>> BEGIN
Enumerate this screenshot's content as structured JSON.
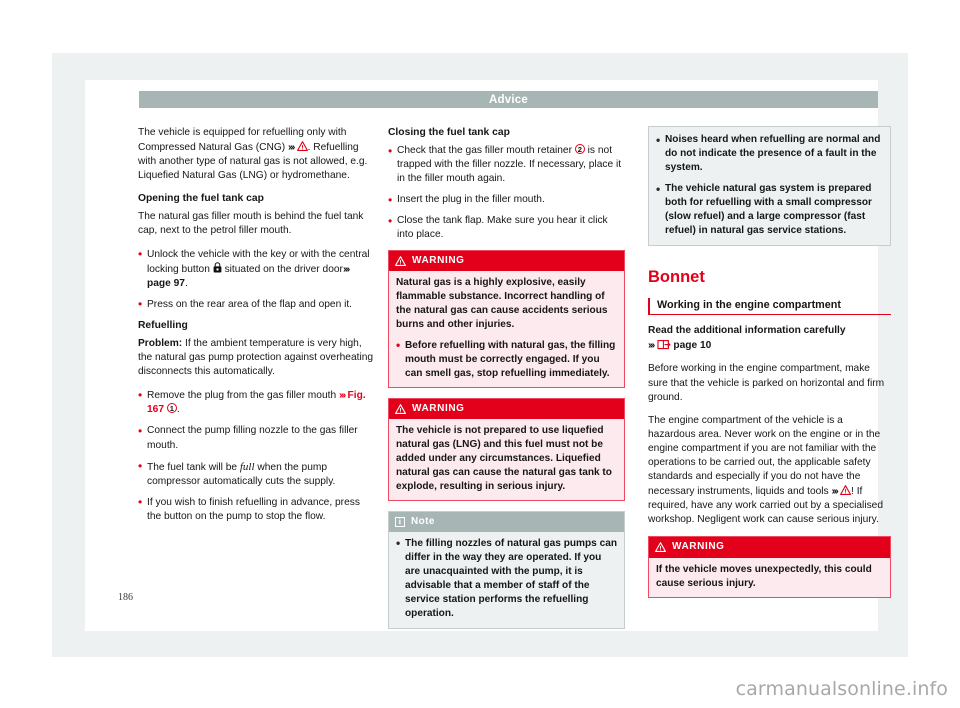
{
  "header": {
    "running_title": "Advice"
  },
  "folio": {
    "page_number": "186"
  },
  "watermark": {
    "text": "carmanualsonline.info"
  },
  "column_left": {
    "intro": {
      "part1": "The vehicle is equipped for refuelling only with Compressed Natural Gas (CNG)",
      "chevrons": "›››",
      "warn_icon": "warning-triangle-icon",
      "part2": ". Refuelling with another type of natural gas is not allowed, e.g. Liquefied Natural Gas (LNG) or hydromethane."
    },
    "heading_opening": "Opening the fuel tank cap",
    "opening_body": "The natural gas filler mouth is behind the fuel tank cap, next to the petrol filler mouth.",
    "bullet_unlock_a": "Unlock the vehicle with the key or with the central locking button",
    "lock_icon": "central-locking-lock-icon",
    "bullet_unlock_b": "situated on the driver door",
    "bullet_unlock_ref": "page 97",
    "bullet_unlock_end": ".",
    "bullet_press": "Press on the rear area of the flap and open it.",
    "heading_refuelling": "Refuelling",
    "problem_label": "Problem:",
    "problem_text": " If the ambient temperature is very high, the natural gas pump protection against overheating disconnects this automatically.",
    "bullet_remove_a": "Remove the plug from the gas filler mouth",
    "bullet_remove_fig": "Fig. 167",
    "bullet_remove_num": "1",
    "bullet_remove_end": ".",
    "bullet_connect": "Connect the pump filling nozzle to the gas filler mouth.",
    "bullet_full_a": "The fuel tank will be ",
    "bullet_full_em": "full",
    "bullet_full_b": " when the pump compressor automatically cuts the supply.",
    "bullet_finish": "If you wish to finish refuelling in advance, press the button on the pump to stop the flow."
  },
  "column_middle": {
    "heading_closing": "Closing the fuel tank cap",
    "bullet_check_a": "Check that the gas filler mouth retainer",
    "bullet_check_num": "2",
    "bullet_check_b": "is not trapped with the filler nozzle. If necessary, place it in the filler mouth again.",
    "bullet_insert": "Insert the plug in the filler mouth.",
    "bullet_close": "Close the tank flap. Make sure you hear it click into place.",
    "warning1": {
      "icon": "warning-triangle-icon",
      "title": "WARNING",
      "para": "Natural gas is a highly explosive, easily flammable substance. Incorrect handling of the natural gas can cause accidents serious burns and other injuries.",
      "bullet": "Before refuelling with natural gas, the filling mouth must be correctly engaged. If you can smell gas, stop refuelling immediately."
    },
    "warning2": {
      "icon": "warning-triangle-icon",
      "title": "WARNING",
      "para": "The vehicle is not prepared to use liquefied natural gas (LNG) and this fuel must not be added under any circumstances. Liquefied natural gas can cause the natural gas tank to explode, resulting in serious injury."
    },
    "note": {
      "icon": "info-icon",
      "icon_char": "i",
      "title": "Note",
      "bullet": "The filling nozzles of natural gas pumps can differ in the way they are operated. If you are unacquainted with the pump, it is advisable that a member of staff of the service station performs the refuelling operation."
    }
  },
  "column_right": {
    "note_continued": {
      "bullet1": "Noises heard when refuelling are normal and do not indicate the presence of a fault in the system.",
      "bullet2": "The vehicle natural gas system is prepared both for refuelling with a small compressor (slow refuel) and a large compressor (fast refuel) in natural gas service stations."
    },
    "chapter_title": "Bonnet",
    "section_title": "Working in the engine compartment",
    "lead_line1": "Read the additional information carefully",
    "lead_chevrons": "›››",
    "lead_icon": "manual-book-icon",
    "lead_page": "page 10",
    "para1": "Before working in the engine compartment, make sure that the vehicle is parked on horizontal and firm ground.",
    "para2_a": "The engine compartment of the vehicle is a hazardous area. Never work on the engine or in the engine compartment if you are not familiar with the operations to be carried out, the applicable safety standards and especially if you do not have the necessary instruments, liquids and tools",
    "para2_chevrons": "›››",
    "para2_icon": "warning-triangle-icon",
    "para2_b": "! If required, have any work carried out by a specialised workshop. Negligent work can cause serious injury.",
    "warning3": {
      "icon": "warning-triangle-icon",
      "title": "WARNING",
      "para": "If the vehicle moves unexpectedly, this could cause serious injury."
    }
  },
  "colors": {
    "accent_red": "#e2001a",
    "header_gray": "#a7b5b4",
    "warning_bg": "#fdeaee",
    "note_bg": "#eef1f2",
    "page_bg": "#eef1f2"
  }
}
>> END
Without the pictures, write out all of the material exactly.

### Correct result
Enumerate this screenshot's content as structured JSON.
{
  "header": {
    "running_title": "Advice"
  },
  "folio": {
    "page_number": "186"
  },
  "watermark": {
    "text": "carmanualsonline.info"
  },
  "column_left": {
    "intro": {
      "part1": "The vehicle is equipped for refuelling only with Compressed Natural Gas (CNG)",
      "chevrons": "›››",
      "warn_icon": "warning-triangle-icon",
      "part2": ". Refuelling with another type of natural gas is not allowed, e.g. Liquefied Natural Gas (LNG) or hydromethane."
    },
    "heading_opening": "Opening the fuel tank cap",
    "opening_body": "The natural gas filler mouth is behind the fuel tank cap, next to the petrol filler mouth.",
    "bullet_unlock_a": "Unlock the vehicle with the key or with the central locking button",
    "lock_icon": "central-locking-lock-icon",
    "bullet_unlock_b": "situated on the driver door",
    "bullet_unlock_ref": "page 97",
    "bullet_unlock_end": ".",
    "bullet_press": "Press on the rear area of the flap and open it.",
    "heading_refuelling": "Refuelling",
    "problem_label": "Problem:",
    "problem_text": " If the ambient temperature is very high, the natural gas pump protection against overheating disconnects this automatically.",
    "bullet_remove_a": "Remove the plug from the gas filler mouth",
    "bullet_remove_fig": "Fig. 167",
    "bullet_remove_num": "1",
    "bullet_remove_end": ".",
    "bullet_connect": "Connect the pump filling nozzle to the gas filler mouth.",
    "bullet_full_a": "The fuel tank will be ",
    "bullet_full_em": "full",
    "bullet_full_b": " when the pump compressor automatically cuts the supply.",
    "bullet_finish": "If you wish to finish refuelling in advance, press the button on the pump to stop the flow."
  },
  "column_middle": {
    "heading_closing": "Closing the fuel tank cap",
    "bullet_check_a": "Check that the gas filler mouth retainer",
    "bullet_check_num": "2",
    "bullet_check_b": "is not trapped with the filler nozzle. If necessary, place it in the filler mouth again.",
    "bullet_insert": "Insert the plug in the filler mouth.",
    "bullet_close": "Close the tank flap. Make sure you hear it click into place.",
    "warning1": {
      "icon": "warning-triangle-icon",
      "title": "WARNING",
      "para": "Natural gas is a highly explosive, easily flammable substance. Incorrect handling of the natural gas can cause accidents serious burns and other injuries.",
      "bullet": "Before refuelling with natural gas, the filling mouth must be correctly engaged. If you can smell gas, stop refuelling immediately."
    },
    "warning2": {
      "icon": "warning-triangle-icon",
      "title": "WARNING",
      "para": "The vehicle is not prepared to use liquefied natural gas (LNG) and this fuel must not be added under any circumstances. Liquefied natural gas can cause the natural gas tank to explode, resulting in serious injury."
    },
    "note": {
      "icon": "info-icon",
      "icon_char": "i",
      "title": "Note",
      "bullet": "The filling nozzles of natural gas pumps can differ in the way they are operated. If you are unacquainted with the pump, it is advisable that a member of staff of the service station performs the refuelling operation."
    }
  },
  "column_right": {
    "note_continued": {
      "bullet1": "Noises heard when refuelling are normal and do not indicate the presence of a fault in the system.",
      "bullet2": "The vehicle natural gas system is prepared both for refuelling with a small compressor (slow refuel) and a large compressor (fast refuel) in natural gas service stations."
    },
    "chapter_title": "Bonnet",
    "section_title": "Working in the engine compartment",
    "lead_line1": "Read the additional information carefully",
    "lead_chevrons": "›››",
    "lead_icon": "manual-book-icon",
    "lead_page": "page 10",
    "para1": "Before working in the engine compartment, make sure that the vehicle is parked on horizontal and firm ground.",
    "para2_a": "The engine compartment of the vehicle is a hazardous area. Never work on the engine or in the engine compartment if you are not familiar with the operations to be carried out, the applicable safety standards and especially if you do not have the necessary instruments, liquids and tools",
    "para2_chevrons": "›››",
    "para2_icon": "warning-triangle-icon",
    "para2_b": "! If required, have any work carried out by a specialised workshop. Negligent work can cause serious injury.",
    "warning3": {
      "icon": "warning-triangle-icon",
      "title": "WARNING",
      "para": "If the vehicle moves unexpectedly, this could cause serious injury."
    }
  },
  "colors": {
    "accent_red": "#e2001a",
    "header_gray": "#a7b5b4",
    "warning_bg": "#fdeaee",
    "note_bg": "#eef1f2",
    "page_bg": "#eef1f2"
  }
}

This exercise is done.